• Set task
Transcribe the material exactly. Images do not belong in the copy.

• Materials provided
>>>>

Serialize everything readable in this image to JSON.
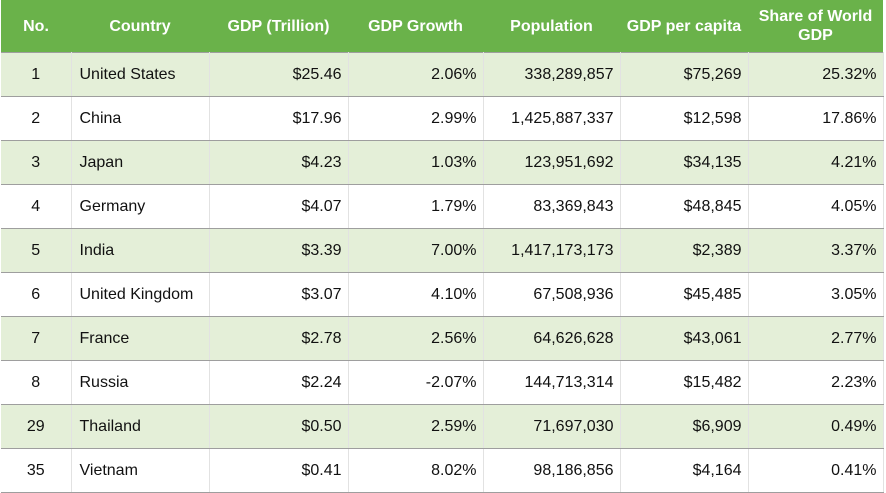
{
  "table": {
    "headers": [
      "No.",
      "Country",
      "GDP (Trillion)",
      "GDP Growth",
      "Population",
      "GDP per capita",
      "Share of World GDP"
    ],
    "rows": [
      {
        "no": "1",
        "country": "United States",
        "gdp": "$25.46",
        "growth": "2.06%",
        "population": "338,289,857",
        "per_capita": "$75,269",
        "share": "25.32%"
      },
      {
        "no": "2",
        "country": "China",
        "gdp": "$17.96",
        "growth": "2.99%",
        "population": "1,425,887,337",
        "per_capita": "$12,598",
        "share": "17.86%"
      },
      {
        "no": "3",
        "country": "Japan",
        "gdp": "$4.23",
        "growth": "1.03%",
        "population": "123,951,692",
        "per_capita": "$34,135",
        "share": "4.21%"
      },
      {
        "no": "4",
        "country": "Germany",
        "gdp": "$4.07",
        "growth": "1.79%",
        "population": "83,369,843",
        "per_capita": "$48,845",
        "share": "4.05%"
      },
      {
        "no": "5",
        "country": "India",
        "gdp": "$3.39",
        "growth": "7.00%",
        "population": "1,417,173,173",
        "per_capita": "$2,389",
        "share": "3.37%"
      },
      {
        "no": "6",
        "country": "United Kingdom",
        "gdp": "$3.07",
        "growth": "4.10%",
        "population": "67,508,936",
        "per_capita": "$45,485",
        "share": "3.05%"
      },
      {
        "no": "7",
        "country": "France",
        "gdp": "$2.78",
        "growth": "2.56%",
        "population": "64,626,628",
        "per_capita": "$43,061",
        "share": "2.77%"
      },
      {
        "no": "8",
        "country": "Russia",
        "gdp": "$2.24",
        "growth": "-2.07%",
        "population": "144,713,314",
        "per_capita": "$15,482",
        "share": "2.23%"
      },
      {
        "no": "29",
        "country": "Thailand",
        "gdp": "$0.50",
        "growth": "2.59%",
        "population": "71,697,030",
        "per_capita": "$6,909",
        "share": "0.49%"
      },
      {
        "no": "35",
        "country": "Vietnam",
        "gdp": "$0.41",
        "growth": "8.02%",
        "population": "98,186,856",
        "per_capita": "$4,164",
        "share": "0.41%"
      }
    ]
  },
  "colors": {
    "header_bg": "#6ab24a",
    "header_text": "#ffffff",
    "stripe_bg": "#e4efd8",
    "row_bg": "#ffffff"
  }
}
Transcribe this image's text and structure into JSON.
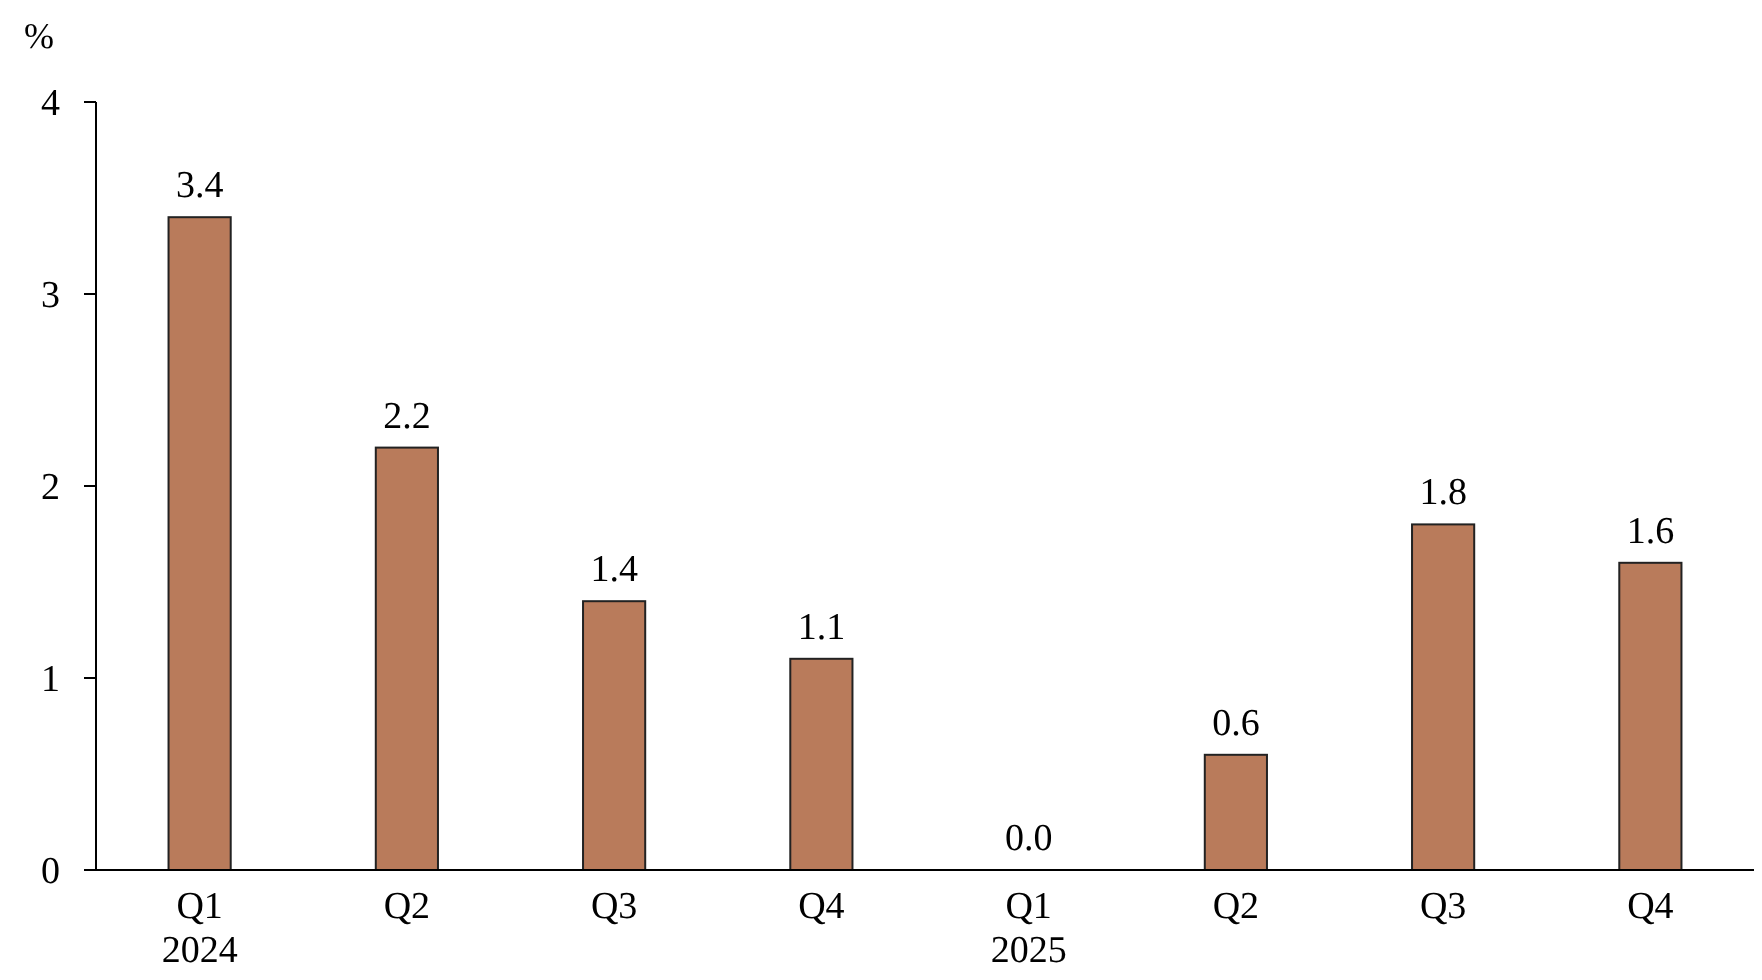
{
  "chart_data": {
    "type": "bar",
    "ylabel": "%",
    "categories": [
      "Q1\n2024",
      "Q2",
      "Q3",
      "Q4",
      "Q1\n2025",
      "Q2",
      "Q3",
      "Q4"
    ],
    "values": [
      3.4,
      2.2,
      1.4,
      1.1,
      0.0,
      0.6,
      1.8,
      1.6
    ],
    "value_labels": [
      "3.4",
      "2.2",
      "1.4",
      "1.1",
      "0.0",
      "0.6",
      "1.8",
      "1.6"
    ],
    "color": "#b97b5b",
    "ylim": [
      0,
      4
    ],
    "yticks": [
      0,
      1,
      2,
      3,
      4
    ],
    "grid": false
  }
}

<<<<

• Written reply
Serialize everything readable in this image to JSON.
{
  "table": {
    "headers": [
      "No.",
      "Country",
      "GDP (Trillion)",
      "GDP Growth",
      "Population",
      "GDP per capita",
      "Share of World GDP"
    ],
    "rows": [
      {
        "no": "1",
        "country": "United States",
        "gdp": "$25.46",
        "growth": "2.06%",
        "population": "338,289,857",
        "per_capita": "$75,269",
        "share": "25.32%"
      },
      {
        "no": "2",
        "country": "China",
        "gdp": "$17.96",
        "growth": "2.99%",
        "population": "1,425,887,337",
        "per_capita": "$12,598",
        "share": "17.86%"
      },
      {
        "no": "3",
        "country": "Japan",
        "gdp": "$4.23",
        "growth": "1.03%",
        "population": "123,951,692",
        "per_capita": "$34,135",
        "share": "4.21%"
      },
      {
        "no": "4",
        "country": "Germany",
        "gdp": "$4.07",
        "growth": "1.79%",
        "population": "83,369,843",
        "per_capita": "$48,845",
        "share": "4.05%"
      },
      {
        "no": "5",
        "country": "India",
        "gdp": "$3.39",
        "growth": "7.00%",
        "population": "1,417,173,173",
        "per_capita": "$2,389",
        "share": "3.37%"
      },
      {
        "no": "6",
        "country": "United Kingdom",
        "gdp": "$3.07",
        "growth": "4.10%",
        "population": "67,508,936",
        "per_capita": "$45,485",
        "share": "3.05%"
      },
      {
        "no": "7",
        "country": "France",
        "gdp": "$2.78",
        "growth": "2.56%",
        "population": "64,626,628",
        "per_capita": "$43,061",
        "share": "2.77%"
      },
      {
        "no": "8",
        "country": "Russia",
        "gdp": "$2.24",
        "growth": "-2.07%",
        "population": "144,713,314",
        "per_capita": "$15,482",
        "share": "2.23%"
      },
      {
        "no": "29",
        "country": "Thailand",
        "gdp": "$0.50",
        "growth": "2.59%",
        "population": "71,697,030",
        "per_capita": "$6,909",
        "share": "0.49%"
      },
      {
        "no": "35",
        "country": "Vietnam",
        "gdp": "$0.41",
        "growth": "8.02%",
        "population": "98,186,856",
        "per_capita": "$4,164",
        "share": "0.41%"
      }
    ]
  },
  "colors": {
    "header_bg": "#6ab24a",
    "header_text": "#ffffff",
    "stripe_bg": "#e4efd8",
    "row_bg": "#ffffff"
  }
}
Transcribe this image's text and structure into JSON.
{
  "chart_data": {
    "type": "bar",
    "ylabel": "%",
    "categories": [
      "Q1\n2024",
      "Q2",
      "Q3",
      "Q4",
      "Q1\n2025",
      "Q2",
      "Q3",
      "Q4"
    ],
    "values": [
      3.4,
      2.2,
      1.4,
      1.1,
      0.0,
      0.6,
      1.8,
      1.6
    ],
    "value_labels": [
      "3.4",
      "2.2",
      "1.4",
      "1.1",
      "0.0",
      "0.6",
      "1.8",
      "1.6"
    ],
    "color": "#b97b5b",
    "ylim": [
      0,
      4
    ],
    "yticks": [
      0,
      1,
      2,
      3,
      4
    ],
    "grid": false
  }
}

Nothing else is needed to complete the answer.